TASK TO CARRY OUT:
Copy each line below without leaving any out.

START SOURCE DATA

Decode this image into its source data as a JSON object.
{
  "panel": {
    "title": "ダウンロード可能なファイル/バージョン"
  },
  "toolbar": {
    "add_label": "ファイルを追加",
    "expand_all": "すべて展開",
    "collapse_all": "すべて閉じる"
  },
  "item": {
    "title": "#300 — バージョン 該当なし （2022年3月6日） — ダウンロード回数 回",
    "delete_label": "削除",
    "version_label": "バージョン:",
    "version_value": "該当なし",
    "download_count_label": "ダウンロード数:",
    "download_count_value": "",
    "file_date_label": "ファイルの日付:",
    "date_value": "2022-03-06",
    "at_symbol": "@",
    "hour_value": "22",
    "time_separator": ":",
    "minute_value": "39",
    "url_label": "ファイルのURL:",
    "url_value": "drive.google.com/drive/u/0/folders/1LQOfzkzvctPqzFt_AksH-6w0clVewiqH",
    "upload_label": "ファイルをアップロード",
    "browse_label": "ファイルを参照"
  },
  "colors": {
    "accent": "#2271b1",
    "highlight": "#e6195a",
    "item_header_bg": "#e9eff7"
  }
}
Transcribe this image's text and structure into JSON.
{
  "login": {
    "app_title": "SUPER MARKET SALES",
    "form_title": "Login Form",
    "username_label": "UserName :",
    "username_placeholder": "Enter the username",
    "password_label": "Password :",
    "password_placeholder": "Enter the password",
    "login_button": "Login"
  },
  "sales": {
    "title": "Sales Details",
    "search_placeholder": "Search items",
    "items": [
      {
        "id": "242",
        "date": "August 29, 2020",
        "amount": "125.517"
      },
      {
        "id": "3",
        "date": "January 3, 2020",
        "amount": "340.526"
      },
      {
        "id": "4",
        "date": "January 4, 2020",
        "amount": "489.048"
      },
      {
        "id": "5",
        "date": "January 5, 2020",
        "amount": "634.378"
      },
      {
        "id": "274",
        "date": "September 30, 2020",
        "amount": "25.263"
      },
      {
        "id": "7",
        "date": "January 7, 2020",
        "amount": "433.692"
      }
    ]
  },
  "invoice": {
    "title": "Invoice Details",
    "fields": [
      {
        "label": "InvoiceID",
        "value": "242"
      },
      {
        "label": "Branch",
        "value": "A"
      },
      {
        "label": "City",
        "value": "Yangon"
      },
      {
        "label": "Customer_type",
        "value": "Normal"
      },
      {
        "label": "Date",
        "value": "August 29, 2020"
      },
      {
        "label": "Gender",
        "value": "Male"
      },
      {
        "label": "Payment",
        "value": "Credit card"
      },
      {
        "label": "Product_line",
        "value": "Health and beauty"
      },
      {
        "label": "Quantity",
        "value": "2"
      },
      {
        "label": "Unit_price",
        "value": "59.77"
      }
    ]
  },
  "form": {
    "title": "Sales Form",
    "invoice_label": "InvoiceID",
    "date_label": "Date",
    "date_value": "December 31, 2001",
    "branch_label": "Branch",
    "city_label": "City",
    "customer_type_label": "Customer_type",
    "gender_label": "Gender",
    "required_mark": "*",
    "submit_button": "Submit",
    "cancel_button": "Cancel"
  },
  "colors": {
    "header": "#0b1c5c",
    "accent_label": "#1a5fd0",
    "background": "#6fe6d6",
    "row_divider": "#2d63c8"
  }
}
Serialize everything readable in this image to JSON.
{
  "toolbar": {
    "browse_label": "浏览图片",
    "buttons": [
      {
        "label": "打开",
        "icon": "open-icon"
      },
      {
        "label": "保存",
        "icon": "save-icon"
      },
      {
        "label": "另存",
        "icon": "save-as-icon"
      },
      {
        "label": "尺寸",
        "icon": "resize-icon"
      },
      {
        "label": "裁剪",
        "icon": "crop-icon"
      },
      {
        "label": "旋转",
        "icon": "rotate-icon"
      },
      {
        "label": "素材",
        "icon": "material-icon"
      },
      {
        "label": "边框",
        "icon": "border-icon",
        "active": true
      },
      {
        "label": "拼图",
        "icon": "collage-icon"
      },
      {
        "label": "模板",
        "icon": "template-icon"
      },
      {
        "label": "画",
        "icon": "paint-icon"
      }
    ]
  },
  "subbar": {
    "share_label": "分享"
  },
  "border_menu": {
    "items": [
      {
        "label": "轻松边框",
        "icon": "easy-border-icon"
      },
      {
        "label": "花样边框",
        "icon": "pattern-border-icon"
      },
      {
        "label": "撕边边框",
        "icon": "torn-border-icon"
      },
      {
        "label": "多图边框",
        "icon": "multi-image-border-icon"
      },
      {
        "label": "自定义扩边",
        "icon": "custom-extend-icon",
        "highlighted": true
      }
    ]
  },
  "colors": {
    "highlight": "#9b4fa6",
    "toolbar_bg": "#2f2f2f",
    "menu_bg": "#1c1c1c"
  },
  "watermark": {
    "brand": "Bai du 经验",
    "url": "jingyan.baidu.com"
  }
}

END SOURCE DATA

SOLVED EXERCISE:
Decode this image into its source data as a JSON object.
{
  "panel": {
    "title": "ダウンロード可能なファイル/バージョン"
  },
  "toolbar": {
    "add_label": "ファイルを追加",
    "expand_all": "すべて展開",
    "collapse_all": "すべて閉じる"
  },
  "item": {
    "title": "#300 — バージョン 該当なし （2022年3月6日） — ダウンロード回数 回",
    "delete_label": "削除",
    "version_label": "バージョン:",
    "version_value": "該当なし",
    "download_count_label": "ダウンロード数:",
    "download_count_value": "",
    "file_date_label": "ファイルの日付:",
    "date_value": "2022-03-06",
    "at_symbol": "@",
    "hour_value": "22",
    "time_separator": ":",
    "minute_value": "39",
    "url_label": "ファイルのURL:",
    "url_value": "drive.google.com/drive/u/0/folders/1LQOfzkzvctPqzFt_AksH-6w0clVewiqH",
    "upload_label": "ファイルをアップロード",
    "browse_label": "ファイルを参照"
  },
  "colors": {
    "accent": "#2271b1",
    "highlight": "#e6195a",
    "item_header_bg": "#e9eff7"
  }
}
Transcribe this image's text and structure into JSON.
{
  "login": {
    "app_title": "SUPER MARKET SALES",
    "form_title": "Login Form",
    "username_label": "UserName :",
    "username_placeholder": "Enter the username",
    "password_label": "Password :",
    "password_placeholder": "Enter the password",
    "login_button": "Login"
  },
  "sales": {
    "title": "Sales Details",
    "search_placeholder": "Search items",
    "items": [
      {
        "id": "242",
        "date": "August 29, 2020",
        "amount": "125.517"
      },
      {
        "id": "3",
        "date": "January 3, 2020",
        "amount": "340.526"
      },
      {
        "id": "4",
        "date": "January 4, 2020",
        "amount": "489.048"
      },
      {
        "id": "5",
        "date": "January 5, 2020",
        "amount": "634.378"
      },
      {
        "id": "274",
        "date": "September 30, 2020",
        "amount": "25.263"
      },
      {
        "id": "7",
        "date": "January 7, 2020",
        "amount": "433.692"
      }
    ]
  },
  "invoice": {
    "title": "Invoice Details",
    "fields": [
      {
        "label": "InvoiceID",
        "value": "242"
      },
      {
        "label": "Branch",
        "value": "A"
      },
      {
        "label": "City",
        "value": "Yangon"
      },
      {
        "label": "Customer_type",
        "value": "Normal"
      },
      {
        "label": "Date",
        "value": "August 29, 2020"
      },
      {
        "label": "Gender",
        "value": "Male"
      },
      {
        "label": "Payment",
        "value": "Credit card"
      },
      {
        "label": "Product_line",
        "value": "Health and beauty"
      },
      {
        "label": "Quantity",
        "value": "2"
      },
      {
        "label": "Unit_price",
        "value": "59.77"
      }
    ]
  },
  "form": {
    "title": "Sales Form",
    "invoice_label": "InvoiceID",
    "date_label": "Date",
    "date_value": "December 31, 2001",
    "branch_label": "Branch",
    "city_label": "City",
    "customer_type_label": "Customer_type",
    "gender_label": "Gender",
    "required_mark": "*",
    "submit_button": "Submit",
    "cancel_button": "Cancel"
  },
  "colors": {
    "header": "#0b1c5c",
    "accent_label": "#1a5fd0",
    "background": "#6fe6d6",
    "row_divider": "#2d63c8"
  }
}
Serialize everything readable in this image to JSON.
{
  "toolbar": {
    "browse_label": "浏览图片",
    "buttons": [
      {
        "label": "打开",
        "icon": "open-icon"
      },
      {
        "label": "保存",
        "icon": "save-icon"
      },
      {
        "label": "另存",
        "icon": "save-as-icon"
      },
      {
        "label": "尺寸",
        "icon": "resize-icon"
      },
      {
        "label": "裁剪",
        "icon": "crop-icon"
      },
      {
        "label": "旋转",
        "icon": "rotate-icon"
      },
      {
        "label": "素材",
        "icon": "material-icon"
      },
      {
        "label": "边框",
        "icon": "border-icon",
        "active": true
      },
      {
        "label": "拼图",
        "icon": "collage-icon"
      },
      {
        "label": "模板",
        "icon": "template-icon"
      },
      {
        "label": "画",
        "icon": "paint-icon"
      }
    ]
  },
  "subbar": {
    "share_label": "分享"
  },
  "border_menu": {
    "items": [
      {
        "label": "轻松边框",
        "icon": "easy-border-icon"
      },
      {
        "label": "花样边框",
        "icon": "pattern-border-icon"
      },
      {
        "label": "撕边边框",
        "icon": "torn-border-icon"
      },
      {
        "label": "多图边框",
        "icon": "multi-image-border-icon"
      },
      {
        "label": "自定义扩边",
        "icon": "custom-extend-icon",
        "highlighted": true
      }
    ]
  },
  "colors": {
    "highlight": "#9b4fa6",
    "toolbar_bg": "#2f2f2f",
    "menu_bg": "#1c1c1c"
  },
  "watermark": {
    "brand": "Bai du 经验",
    "url": "jingyan.baidu.com"
  }
}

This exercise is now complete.